TASK DETAILS >> With the pictures omitted, write out the entries that follow exactly as they stand.
----
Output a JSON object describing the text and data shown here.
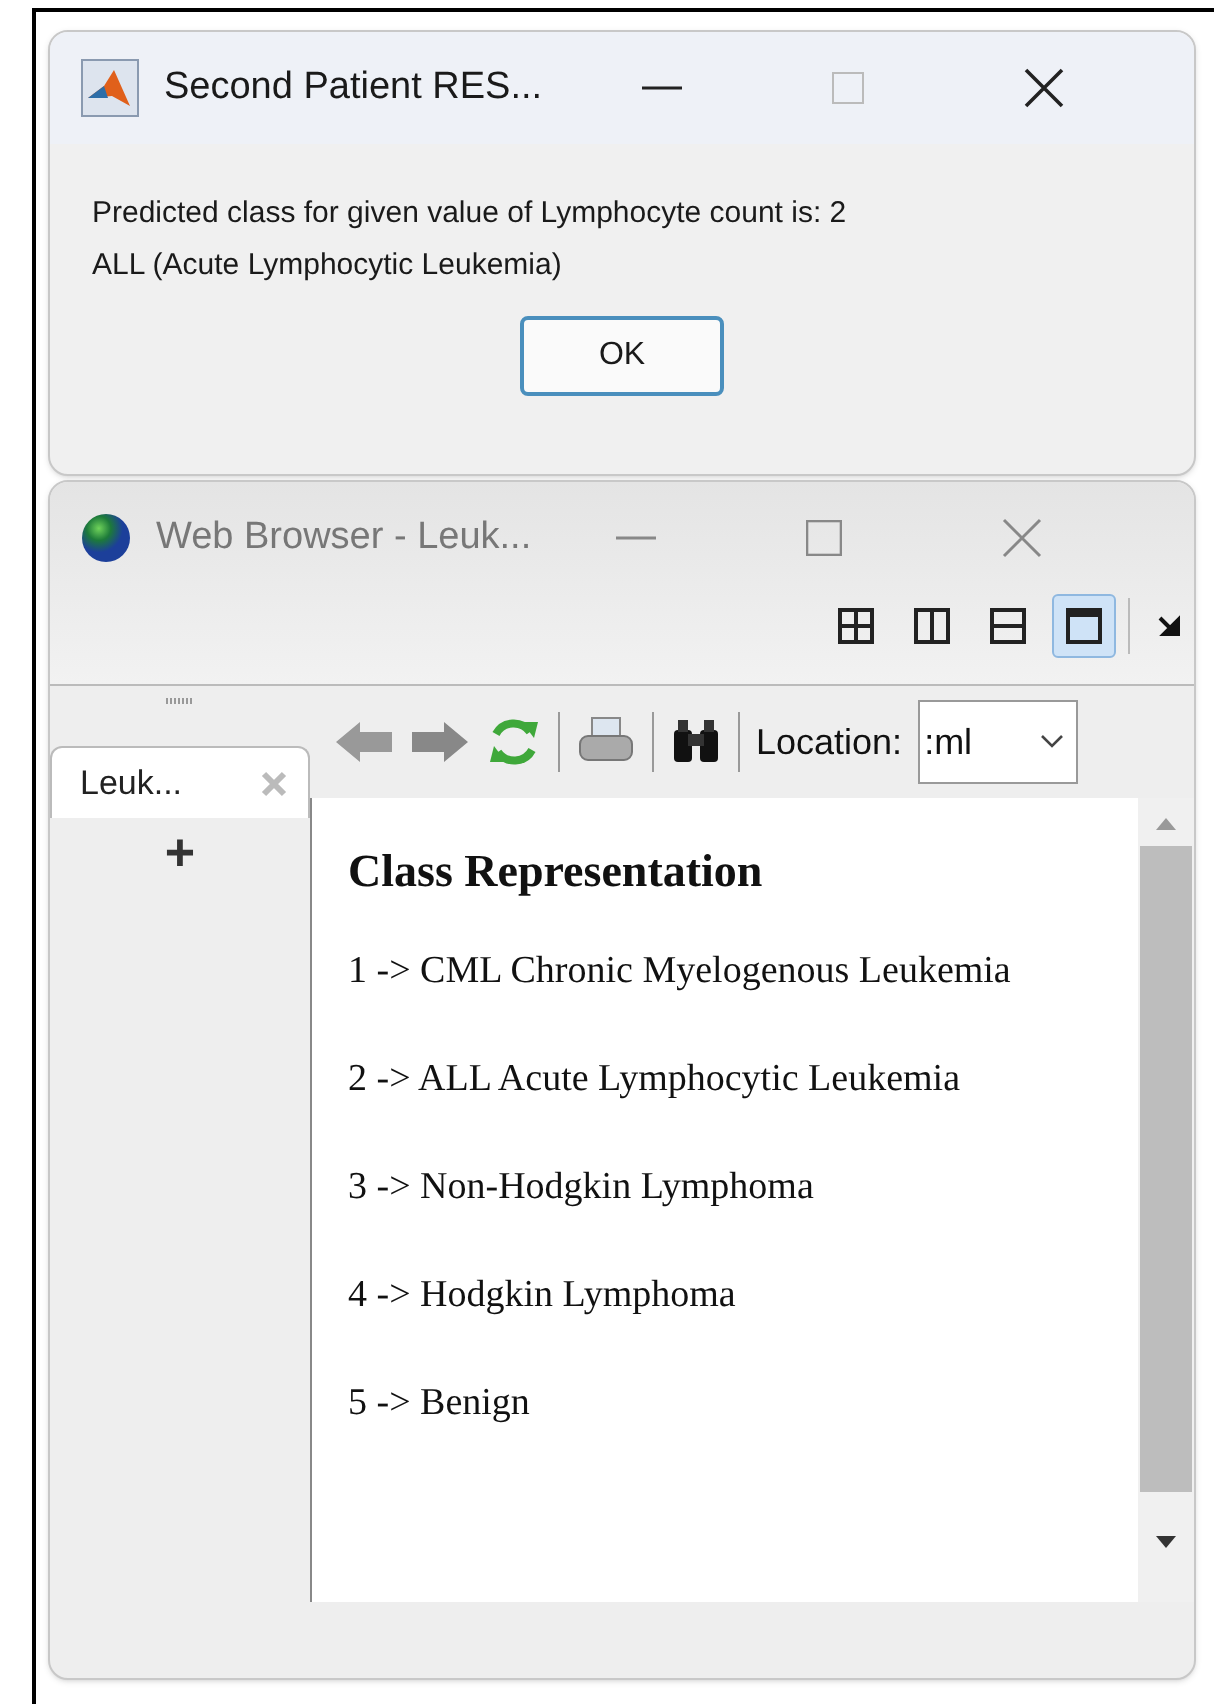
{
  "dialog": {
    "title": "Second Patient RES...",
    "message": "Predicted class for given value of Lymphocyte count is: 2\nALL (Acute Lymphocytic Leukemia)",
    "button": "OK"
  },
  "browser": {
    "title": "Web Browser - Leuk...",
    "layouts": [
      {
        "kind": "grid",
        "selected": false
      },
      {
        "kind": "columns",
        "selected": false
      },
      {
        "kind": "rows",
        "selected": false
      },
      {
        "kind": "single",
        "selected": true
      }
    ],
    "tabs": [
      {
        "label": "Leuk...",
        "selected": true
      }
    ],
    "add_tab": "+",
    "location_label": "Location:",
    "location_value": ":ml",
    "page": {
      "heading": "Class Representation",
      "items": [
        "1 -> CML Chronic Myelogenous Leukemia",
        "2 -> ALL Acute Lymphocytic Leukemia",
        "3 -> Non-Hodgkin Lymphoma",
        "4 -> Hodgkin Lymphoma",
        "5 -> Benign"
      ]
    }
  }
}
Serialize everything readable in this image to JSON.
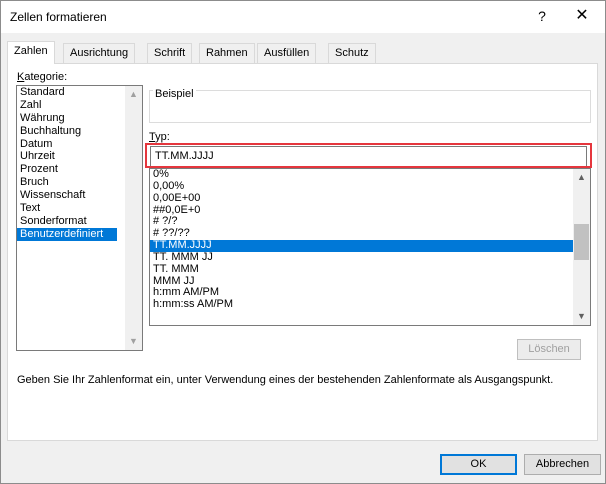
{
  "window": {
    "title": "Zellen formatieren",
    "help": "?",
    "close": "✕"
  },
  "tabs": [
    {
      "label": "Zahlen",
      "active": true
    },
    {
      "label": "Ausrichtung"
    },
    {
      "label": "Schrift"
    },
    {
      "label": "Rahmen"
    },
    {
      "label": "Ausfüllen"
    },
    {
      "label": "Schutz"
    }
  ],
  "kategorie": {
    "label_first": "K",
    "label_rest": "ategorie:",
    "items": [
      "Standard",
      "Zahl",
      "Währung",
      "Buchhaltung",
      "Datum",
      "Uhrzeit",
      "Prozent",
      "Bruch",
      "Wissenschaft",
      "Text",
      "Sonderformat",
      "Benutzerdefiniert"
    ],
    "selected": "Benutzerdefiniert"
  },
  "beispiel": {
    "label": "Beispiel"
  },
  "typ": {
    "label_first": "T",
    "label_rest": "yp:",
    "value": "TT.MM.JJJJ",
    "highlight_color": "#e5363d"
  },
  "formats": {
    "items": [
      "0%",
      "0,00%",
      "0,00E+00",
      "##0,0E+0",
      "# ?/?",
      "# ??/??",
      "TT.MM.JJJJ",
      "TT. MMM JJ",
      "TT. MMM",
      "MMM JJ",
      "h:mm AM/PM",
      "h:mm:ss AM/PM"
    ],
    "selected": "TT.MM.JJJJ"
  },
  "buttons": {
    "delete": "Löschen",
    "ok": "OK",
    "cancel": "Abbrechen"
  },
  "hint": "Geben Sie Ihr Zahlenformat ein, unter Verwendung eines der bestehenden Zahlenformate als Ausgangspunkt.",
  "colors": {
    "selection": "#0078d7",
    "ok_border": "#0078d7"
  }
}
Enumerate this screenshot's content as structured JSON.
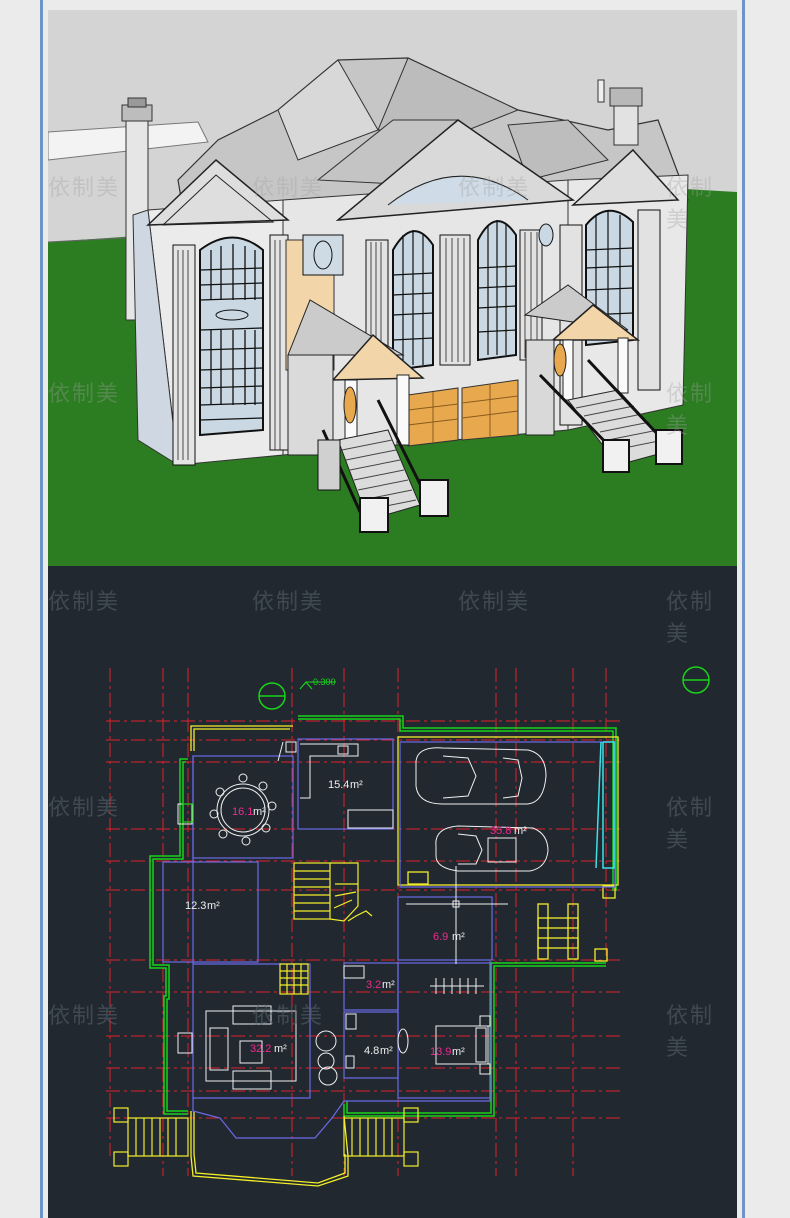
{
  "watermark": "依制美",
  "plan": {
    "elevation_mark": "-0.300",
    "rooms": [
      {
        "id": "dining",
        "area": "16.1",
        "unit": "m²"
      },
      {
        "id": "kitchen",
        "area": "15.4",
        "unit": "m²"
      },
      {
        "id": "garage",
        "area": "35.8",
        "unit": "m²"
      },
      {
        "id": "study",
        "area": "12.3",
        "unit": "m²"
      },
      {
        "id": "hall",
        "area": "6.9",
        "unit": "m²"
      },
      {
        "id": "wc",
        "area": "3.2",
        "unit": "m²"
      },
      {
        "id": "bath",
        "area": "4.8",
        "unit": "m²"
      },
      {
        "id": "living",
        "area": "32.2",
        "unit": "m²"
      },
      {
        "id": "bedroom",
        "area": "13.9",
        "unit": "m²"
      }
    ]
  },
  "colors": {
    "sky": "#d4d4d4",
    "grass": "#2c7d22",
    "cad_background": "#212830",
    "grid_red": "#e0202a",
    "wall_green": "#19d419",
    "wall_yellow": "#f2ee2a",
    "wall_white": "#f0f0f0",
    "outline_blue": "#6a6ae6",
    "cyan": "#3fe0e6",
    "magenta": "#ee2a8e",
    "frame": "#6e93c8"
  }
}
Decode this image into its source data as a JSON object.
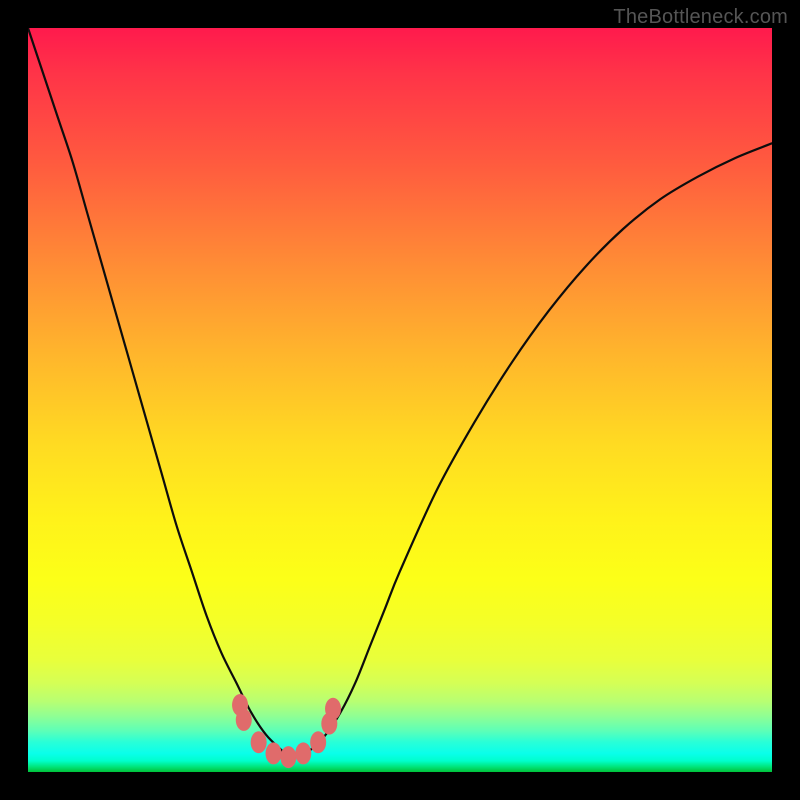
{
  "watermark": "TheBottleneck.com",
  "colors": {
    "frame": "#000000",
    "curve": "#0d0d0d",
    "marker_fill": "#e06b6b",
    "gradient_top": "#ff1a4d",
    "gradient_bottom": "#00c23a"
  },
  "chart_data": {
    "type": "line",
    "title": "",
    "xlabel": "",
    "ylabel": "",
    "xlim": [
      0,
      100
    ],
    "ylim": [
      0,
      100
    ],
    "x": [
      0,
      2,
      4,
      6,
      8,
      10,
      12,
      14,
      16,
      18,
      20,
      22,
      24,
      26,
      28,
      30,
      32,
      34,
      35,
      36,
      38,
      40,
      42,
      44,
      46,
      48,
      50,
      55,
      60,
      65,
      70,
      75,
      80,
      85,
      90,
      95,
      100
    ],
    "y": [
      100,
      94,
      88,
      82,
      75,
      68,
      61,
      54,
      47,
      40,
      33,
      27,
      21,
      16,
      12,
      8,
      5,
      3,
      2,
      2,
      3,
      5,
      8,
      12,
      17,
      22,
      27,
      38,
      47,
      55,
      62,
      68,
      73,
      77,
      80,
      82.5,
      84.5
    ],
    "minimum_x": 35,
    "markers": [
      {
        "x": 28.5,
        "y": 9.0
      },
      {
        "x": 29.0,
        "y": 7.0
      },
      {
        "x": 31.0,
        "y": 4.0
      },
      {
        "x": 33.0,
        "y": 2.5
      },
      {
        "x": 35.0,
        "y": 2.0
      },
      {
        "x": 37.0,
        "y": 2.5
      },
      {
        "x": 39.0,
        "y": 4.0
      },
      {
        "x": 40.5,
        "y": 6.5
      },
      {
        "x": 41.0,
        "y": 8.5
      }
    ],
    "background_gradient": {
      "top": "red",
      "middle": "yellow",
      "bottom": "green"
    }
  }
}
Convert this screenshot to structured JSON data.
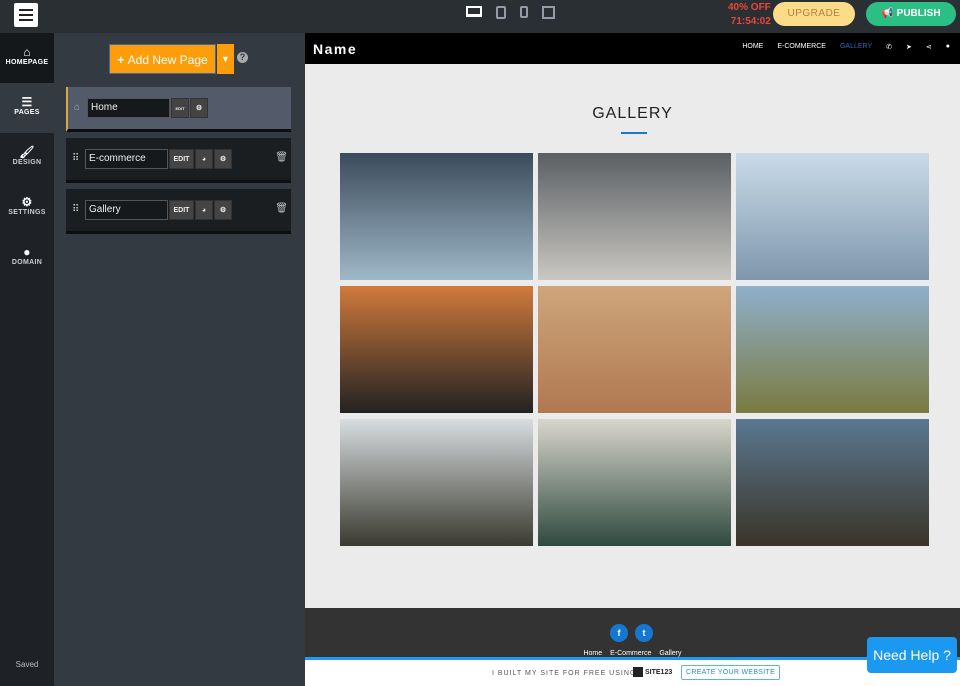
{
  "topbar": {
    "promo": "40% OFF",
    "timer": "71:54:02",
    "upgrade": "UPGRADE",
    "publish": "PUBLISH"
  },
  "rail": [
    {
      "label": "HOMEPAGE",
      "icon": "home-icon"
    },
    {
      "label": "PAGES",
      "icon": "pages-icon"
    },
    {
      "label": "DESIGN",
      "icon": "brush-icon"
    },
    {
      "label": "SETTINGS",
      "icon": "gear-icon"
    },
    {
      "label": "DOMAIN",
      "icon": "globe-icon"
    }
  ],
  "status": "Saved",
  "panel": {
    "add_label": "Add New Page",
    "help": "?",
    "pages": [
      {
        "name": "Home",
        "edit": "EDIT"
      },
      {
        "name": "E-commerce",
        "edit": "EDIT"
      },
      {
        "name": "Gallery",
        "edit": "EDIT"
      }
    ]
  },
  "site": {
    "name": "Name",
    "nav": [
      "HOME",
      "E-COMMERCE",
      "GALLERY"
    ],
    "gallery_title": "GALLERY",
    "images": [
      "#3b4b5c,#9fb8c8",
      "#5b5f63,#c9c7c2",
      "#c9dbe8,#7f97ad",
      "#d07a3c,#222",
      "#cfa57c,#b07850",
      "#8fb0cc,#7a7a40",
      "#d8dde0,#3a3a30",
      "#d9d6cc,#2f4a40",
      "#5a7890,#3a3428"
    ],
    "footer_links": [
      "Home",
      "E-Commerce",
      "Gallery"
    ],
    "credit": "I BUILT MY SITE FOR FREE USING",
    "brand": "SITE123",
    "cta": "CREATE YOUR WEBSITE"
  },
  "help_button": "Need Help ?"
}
----
EXERCISE SOLUTION >>
Output a JSON object describing the text and data shown here.
{
  "dialog": {
    "title": "Second Patient RES...",
    "message": "Predicted class for given value of Lymphocyte count is: 2\nALL (Acute Lymphocytic Leukemia)",
    "button": "OK"
  },
  "browser": {
    "title": "Web Browser - Leuk...",
    "layouts": [
      {
        "kind": "grid",
        "selected": false
      },
      {
        "kind": "columns",
        "selected": false
      },
      {
        "kind": "rows",
        "selected": false
      },
      {
        "kind": "single",
        "selected": true
      }
    ],
    "tabs": [
      {
        "label": "Leuk...",
        "selected": true
      }
    ],
    "add_tab": "+",
    "location_label": "Location:",
    "location_value": ":ml",
    "page": {
      "heading": "Class Representation",
      "items": [
        "1 -> CML Chronic Myelogenous Leukemia",
        "2 -> ALL Acute Lymphocytic Leukemia",
        "3 -> Non-Hodgkin Lymphoma",
        "4 -> Hodgkin Lymphoma",
        "5 -> Benign"
      ]
    }
  }
}
Serialize everything readable in this image to JSON.
{
  "window": {
    "title": "Zellen formatieren",
    "help": "?",
    "close": "✕"
  },
  "tabs": [
    {
      "label": "Zahlen",
      "active": true
    },
    {
      "label": "Ausrichtung"
    },
    {
      "label": "Schrift"
    },
    {
      "label": "Rahmen"
    },
    {
      "label": "Ausfüllen"
    },
    {
      "label": "Schutz"
    }
  ],
  "kategorie": {
    "label_first": "K",
    "label_rest": "ategorie:",
    "items": [
      "Standard",
      "Zahl",
      "Währung",
      "Buchhaltung",
      "Datum",
      "Uhrzeit",
      "Prozent",
      "Bruch",
      "Wissenschaft",
      "Text",
      "Sonderformat",
      "Benutzerdefiniert"
    ],
    "selected": "Benutzerdefiniert"
  },
  "beispiel": {
    "label": "Beispiel"
  },
  "typ": {
    "label_first": "T",
    "label_rest": "yp:",
    "value": "TT.MM.JJJJ",
    "highlight_color": "#e5363d"
  },
  "formats": {
    "items": [
      "0%",
      "0,00%",
      "0,00E+00",
      "##0,0E+0",
      "# ?/?",
      "# ??/??",
      "TT.MM.JJJJ",
      "TT. MMM JJ",
      "TT. MMM",
      "MMM JJ",
      "h:mm AM/PM",
      "h:mm:ss AM/PM"
    ],
    "selected": "TT.MM.JJJJ"
  },
  "buttons": {
    "delete": "Löschen",
    "ok": "OK",
    "cancel": "Abbrechen"
  },
  "hint": "Geben Sie Ihr Zahlenformat ein, unter Verwendung eines der bestehenden Zahlenformate als Ausgangspunkt.",
  "colors": {
    "selection": "#0078d7",
    "ok_border": "#0078d7"
  }
}
Enumerate this screenshot's content as structured JSON.
{
  "watermark": "依制美",
  "plan": {
    "elevation_mark": "-0.300",
    "rooms": [
      {
        "id": "dining",
        "area": "16.1",
        "unit": "m²"
      },
      {
        "id": "kitchen",
        "area": "15.4",
        "unit": "m²"
      },
      {
        "id": "garage",
        "area": "35.8",
        "unit": "m²"
      },
      {
        "id": "study",
        "area": "12.3",
        "unit": "m²"
      },
      {
        "id": "hall",
        "area": "6.9",
        "unit": "m²"
      },
      {
        "id": "wc",
        "area": "3.2",
        "unit": "m²"
      },
      {
        "id": "bath",
        "area": "4.8",
        "unit": "m²"
      },
      {
        "id": "living",
        "area": "32.2",
        "unit": "m²"
      },
      {
        "id": "bedroom",
        "area": "13.9",
        "unit": "m²"
      }
    ]
  },
  "colors": {
    "sky": "#d4d4d4",
    "grass": "#2c7d22",
    "cad_background": "#212830",
    "grid_red": "#e0202a",
    "wall_green": "#19d419",
    "wall_yellow": "#f2ee2a",
    "wall_white": "#f0f0f0",
    "outline_blue": "#6a6ae6",
    "cyan": "#3fe0e6",
    "magenta": "#ee2a8e",
    "frame": "#6e93c8"
  }
}
Decode this image into its source data as a JSON object.
{
  "watermark": "TheBottleneck.com",
  "colors": {
    "frame": "#000000",
    "curve": "#0d0d0d",
    "marker_fill": "#e06b6b",
    "gradient_top": "#ff1a4d",
    "gradient_bottom": "#00c23a"
  },
  "chart_data": {
    "type": "line",
    "title": "",
    "xlabel": "",
    "ylabel": "",
    "xlim": [
      0,
      100
    ],
    "ylim": [
      0,
      100
    ],
    "x": [
      0,
      2,
      4,
      6,
      8,
      10,
      12,
      14,
      16,
      18,
      20,
      22,
      24,
      26,
      28,
      30,
      32,
      34,
      35,
      36,
      38,
      40,
      42,
      44,
      46,
      48,
      50,
      55,
      60,
      65,
      70,
      75,
      80,
      85,
      90,
      95,
      100
    ],
    "y": [
      100,
      94,
      88,
      82,
      75,
      68,
      61,
      54,
      47,
      40,
      33,
      27,
      21,
      16,
      12,
      8,
      5,
      3,
      2,
      2,
      3,
      5,
      8,
      12,
      17,
      22,
      27,
      38,
      47,
      55,
      62,
      68,
      73,
      77,
      80,
      82.5,
      84.5
    ],
    "minimum_x": 35,
    "markers": [
      {
        "x": 28.5,
        "y": 9.0
      },
      {
        "x": 29.0,
        "y": 7.0
      },
      {
        "x": 31.0,
        "y": 4.0
      },
      {
        "x": 33.0,
        "y": 2.5
      },
      {
        "x": 35.0,
        "y": 2.0
      },
      {
        "x": 37.0,
        "y": 2.5
      },
      {
        "x": 39.0,
        "y": 4.0
      },
      {
        "x": 40.5,
        "y": 6.5
      },
      {
        "x": 41.0,
        "y": 8.5
      }
    ],
    "background_gradient": {
      "top": "red",
      "middle": "yellow",
      "bottom": "green"
    }
  }
}
Convert this screenshot to structured JSON data.
{
  "topbar": {
    "promo": "40% OFF",
    "timer": "71:54:02",
    "upgrade": "UPGRADE",
    "publish": "PUBLISH"
  },
  "rail": [
    {
      "label": "HOMEPAGE",
      "icon": "home-icon"
    },
    {
      "label": "PAGES",
      "icon": "pages-icon"
    },
    {
      "label": "DESIGN",
      "icon": "brush-icon"
    },
    {
      "label": "SETTINGS",
      "icon": "gear-icon"
    },
    {
      "label": "DOMAIN",
      "icon": "globe-icon"
    }
  ],
  "status": "Saved",
  "panel": {
    "add_label": "Add New Page",
    "help": "?",
    "pages": [
      {
        "name": "Home",
        "edit": "EDIT"
      },
      {
        "name": "E-commerce",
        "edit": "EDIT"
      },
      {
        "name": "Gallery",
        "edit": "EDIT"
      }
    ]
  },
  "site": {
    "name": "Name",
    "nav": [
      "HOME",
      "E-COMMERCE",
      "GALLERY"
    ],
    "gallery_title": "GALLERY",
    "images": [
      "#3b4b5c,#9fb8c8",
      "#5b5f63,#c9c7c2",
      "#c9dbe8,#7f97ad",
      "#d07a3c,#222",
      "#cfa57c,#b07850",
      "#8fb0cc,#7a7a40",
      "#d8dde0,#3a3a30",
      "#d9d6cc,#2f4a40",
      "#5a7890,#3a3428"
    ],
    "footer_links": [
      "Home",
      "E-Commerce",
      "Gallery"
    ],
    "credit": "I BUILT MY SITE FOR FREE USING",
    "brand": "SITE123",
    "cta": "CREATE YOUR WEBSITE"
  },
  "help_button": "Need Help ?"
}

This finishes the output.